EXERCISE GOAL —
In the records below, find every line that contains the string "draw" and copy each of those lines.

── LISTED RECORDS ──

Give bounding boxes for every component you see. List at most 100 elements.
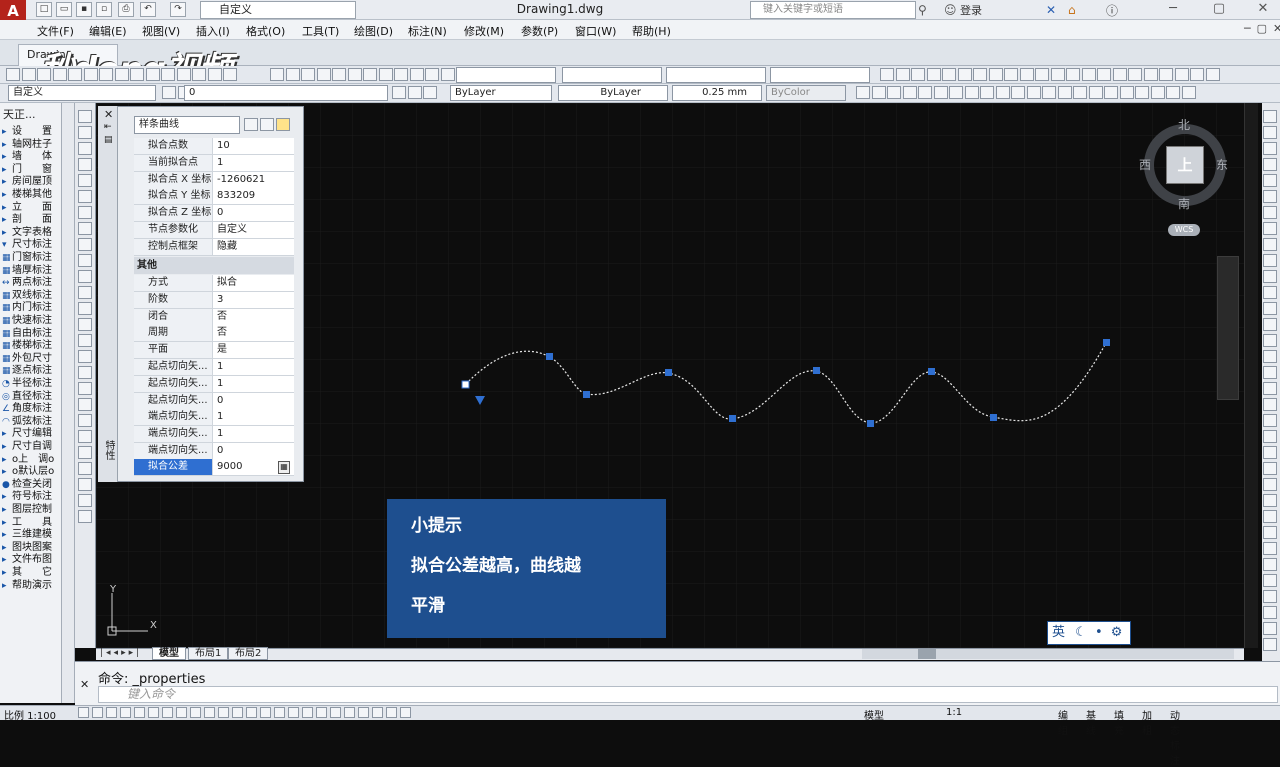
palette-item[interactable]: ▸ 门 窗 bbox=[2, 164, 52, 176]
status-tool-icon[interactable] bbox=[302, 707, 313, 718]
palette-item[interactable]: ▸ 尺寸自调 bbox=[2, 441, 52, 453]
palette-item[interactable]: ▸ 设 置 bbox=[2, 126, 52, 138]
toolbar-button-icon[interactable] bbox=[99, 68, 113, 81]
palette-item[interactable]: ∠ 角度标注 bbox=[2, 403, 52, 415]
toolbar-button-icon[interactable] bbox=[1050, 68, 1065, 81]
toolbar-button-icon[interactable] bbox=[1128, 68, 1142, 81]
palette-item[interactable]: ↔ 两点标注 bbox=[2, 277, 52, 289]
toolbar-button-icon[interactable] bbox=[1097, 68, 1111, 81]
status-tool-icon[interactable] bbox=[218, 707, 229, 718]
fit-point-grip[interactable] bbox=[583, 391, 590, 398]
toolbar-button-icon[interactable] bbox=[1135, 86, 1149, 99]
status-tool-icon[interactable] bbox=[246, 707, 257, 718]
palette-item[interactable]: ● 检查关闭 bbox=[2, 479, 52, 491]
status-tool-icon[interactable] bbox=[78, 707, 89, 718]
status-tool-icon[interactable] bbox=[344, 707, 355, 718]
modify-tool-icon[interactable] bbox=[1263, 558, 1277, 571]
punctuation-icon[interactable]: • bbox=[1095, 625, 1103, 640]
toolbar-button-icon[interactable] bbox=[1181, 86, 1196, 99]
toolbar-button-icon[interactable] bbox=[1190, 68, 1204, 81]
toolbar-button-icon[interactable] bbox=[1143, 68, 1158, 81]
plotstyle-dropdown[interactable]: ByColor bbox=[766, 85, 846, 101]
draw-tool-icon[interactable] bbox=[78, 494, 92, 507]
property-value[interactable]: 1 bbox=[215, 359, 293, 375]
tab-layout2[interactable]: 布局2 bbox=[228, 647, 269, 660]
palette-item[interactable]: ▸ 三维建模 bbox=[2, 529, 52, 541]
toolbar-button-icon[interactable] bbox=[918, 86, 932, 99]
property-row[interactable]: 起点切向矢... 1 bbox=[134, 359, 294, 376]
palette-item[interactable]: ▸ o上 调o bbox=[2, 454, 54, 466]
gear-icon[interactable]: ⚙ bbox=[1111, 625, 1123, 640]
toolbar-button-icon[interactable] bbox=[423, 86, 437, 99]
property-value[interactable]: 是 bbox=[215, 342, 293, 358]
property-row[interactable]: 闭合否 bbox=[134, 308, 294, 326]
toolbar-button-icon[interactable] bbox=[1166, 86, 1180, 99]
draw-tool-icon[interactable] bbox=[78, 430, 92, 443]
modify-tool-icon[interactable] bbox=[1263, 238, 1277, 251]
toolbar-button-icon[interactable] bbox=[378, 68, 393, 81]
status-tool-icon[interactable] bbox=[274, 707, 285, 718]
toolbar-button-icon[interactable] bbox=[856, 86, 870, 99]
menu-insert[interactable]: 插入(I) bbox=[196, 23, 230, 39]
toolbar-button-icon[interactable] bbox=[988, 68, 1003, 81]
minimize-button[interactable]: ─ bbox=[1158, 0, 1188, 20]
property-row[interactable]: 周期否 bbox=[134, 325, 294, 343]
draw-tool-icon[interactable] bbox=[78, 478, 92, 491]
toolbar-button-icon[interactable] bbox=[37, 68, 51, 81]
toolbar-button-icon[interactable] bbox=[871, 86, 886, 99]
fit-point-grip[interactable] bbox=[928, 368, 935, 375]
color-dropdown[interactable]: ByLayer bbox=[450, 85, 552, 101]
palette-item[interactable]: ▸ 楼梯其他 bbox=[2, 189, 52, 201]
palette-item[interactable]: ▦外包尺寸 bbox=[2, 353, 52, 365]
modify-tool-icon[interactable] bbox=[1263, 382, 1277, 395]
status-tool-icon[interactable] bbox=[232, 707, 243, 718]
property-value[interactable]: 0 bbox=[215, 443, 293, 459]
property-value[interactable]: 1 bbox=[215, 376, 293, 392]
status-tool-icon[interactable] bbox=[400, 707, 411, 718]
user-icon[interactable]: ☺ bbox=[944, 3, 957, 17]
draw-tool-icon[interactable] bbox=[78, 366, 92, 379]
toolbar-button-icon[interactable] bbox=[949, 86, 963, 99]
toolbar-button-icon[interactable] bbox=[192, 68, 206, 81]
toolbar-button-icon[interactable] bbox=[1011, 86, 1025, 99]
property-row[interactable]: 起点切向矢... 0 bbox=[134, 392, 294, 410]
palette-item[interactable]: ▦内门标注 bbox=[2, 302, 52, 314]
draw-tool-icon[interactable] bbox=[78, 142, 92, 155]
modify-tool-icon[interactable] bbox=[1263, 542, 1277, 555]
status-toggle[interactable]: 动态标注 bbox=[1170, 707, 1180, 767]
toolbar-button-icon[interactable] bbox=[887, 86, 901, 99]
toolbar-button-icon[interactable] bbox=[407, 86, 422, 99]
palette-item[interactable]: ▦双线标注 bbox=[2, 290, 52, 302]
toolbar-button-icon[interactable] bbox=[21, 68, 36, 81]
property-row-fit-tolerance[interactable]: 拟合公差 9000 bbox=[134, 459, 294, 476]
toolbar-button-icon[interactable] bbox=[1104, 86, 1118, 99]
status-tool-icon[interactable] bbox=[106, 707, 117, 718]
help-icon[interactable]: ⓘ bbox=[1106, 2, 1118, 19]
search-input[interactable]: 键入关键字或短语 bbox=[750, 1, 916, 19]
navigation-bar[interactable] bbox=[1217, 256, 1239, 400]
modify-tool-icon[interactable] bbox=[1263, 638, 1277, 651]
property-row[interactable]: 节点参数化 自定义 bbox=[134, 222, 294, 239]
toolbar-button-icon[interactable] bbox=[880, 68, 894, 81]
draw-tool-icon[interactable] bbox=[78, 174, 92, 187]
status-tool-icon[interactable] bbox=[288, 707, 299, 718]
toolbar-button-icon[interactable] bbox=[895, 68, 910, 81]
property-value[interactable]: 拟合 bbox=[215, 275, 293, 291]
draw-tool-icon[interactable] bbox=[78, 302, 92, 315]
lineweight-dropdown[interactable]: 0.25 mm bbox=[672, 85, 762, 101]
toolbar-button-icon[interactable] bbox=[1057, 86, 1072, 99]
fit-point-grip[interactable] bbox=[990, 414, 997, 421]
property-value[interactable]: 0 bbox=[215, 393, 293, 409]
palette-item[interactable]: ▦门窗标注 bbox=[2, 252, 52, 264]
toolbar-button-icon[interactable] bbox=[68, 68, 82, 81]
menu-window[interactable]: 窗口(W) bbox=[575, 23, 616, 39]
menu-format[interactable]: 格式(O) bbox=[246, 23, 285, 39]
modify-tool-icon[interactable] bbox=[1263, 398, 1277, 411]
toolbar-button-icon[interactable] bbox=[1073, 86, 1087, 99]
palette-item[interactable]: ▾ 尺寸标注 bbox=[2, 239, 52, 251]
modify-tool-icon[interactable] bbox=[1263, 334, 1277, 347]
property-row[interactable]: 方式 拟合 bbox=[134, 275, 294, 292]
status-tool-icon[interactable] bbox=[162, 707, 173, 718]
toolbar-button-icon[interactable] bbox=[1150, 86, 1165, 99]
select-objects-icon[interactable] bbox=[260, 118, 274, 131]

───

RESULT —
draw-tool-icon[interactable] bbox=[78, 494, 92, 507]
draw-tool-icon[interactable] bbox=[78, 430, 92, 443]
draw-tool-icon[interactable] bbox=[78, 478, 92, 491]
draw-tool-icon[interactable] bbox=[78, 366, 92, 379]
draw-tool-icon[interactable] bbox=[78, 142, 92, 155]
draw-tool-icon[interactable] bbox=[78, 174, 92, 187]
draw-tool-icon[interactable] bbox=[78, 302, 92, 315]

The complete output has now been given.